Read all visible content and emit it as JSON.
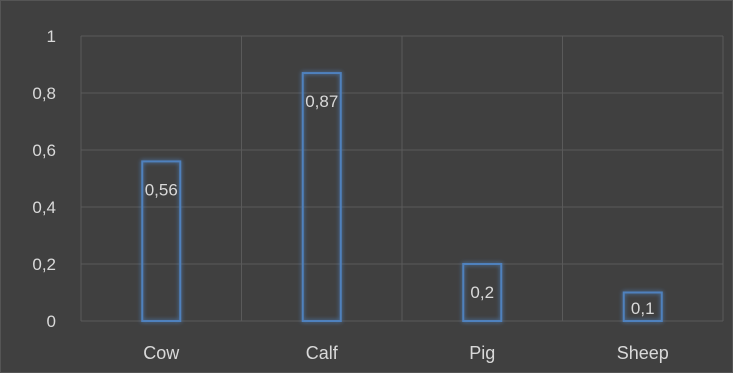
{
  "chart_data": {
    "type": "bar",
    "title": "",
    "xlabel": "",
    "ylabel": "",
    "categories": [
      "Cow",
      "Calf",
      "Pig",
      "Sheep"
    ],
    "values": [
      0.56,
      0.87,
      0.2,
      0.1
    ],
    "data_labels": [
      "0,56",
      "0,87",
      "0,2",
      "0,1"
    ],
    "ylim": [
      0,
      1
    ],
    "yticks": [
      0,
      0.2,
      0.4,
      0.6,
      0.8,
      1
    ],
    "ytick_labels": [
      "0",
      "0,2",
      "0,4",
      "0,6",
      "0,8",
      "1"
    ],
    "grid": true,
    "legend": "none",
    "colors": {
      "background": "#404040",
      "gridline": "#5a5a5a",
      "bar_outline": "#4f81bd",
      "bar_glow": "#6fa0e0",
      "text": "#d9d9d9"
    }
  }
}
.....
→ **YOUR OBJECTIVE**:
Reproduce the material above verbatim; omit every picture.

→ **CORRECT RESPONSE**:
Read all visible content and emit it as JSON.
{
  "chart_data": {
    "type": "bar",
    "title": "",
    "xlabel": "",
    "ylabel": "",
    "categories": [
      "Cow",
      "Calf",
      "Pig",
      "Sheep"
    ],
    "values": [
      0.56,
      0.87,
      0.2,
      0.1
    ],
    "data_labels": [
      "0,56",
      "0,87",
      "0,2",
      "0,1"
    ],
    "ylim": [
      0,
      1
    ],
    "yticks": [
      0,
      0.2,
      0.4,
      0.6,
      0.8,
      1
    ],
    "ytick_labels": [
      "0",
      "0,2",
      "0,4",
      "0,6",
      "0,8",
      "1"
    ],
    "grid": true,
    "legend": "none",
    "colors": {
      "background": "#404040",
      "gridline": "#5a5a5a",
      "bar_outline": "#4f81bd",
      "bar_glow": "#6fa0e0",
      "text": "#d9d9d9"
    }
  }
}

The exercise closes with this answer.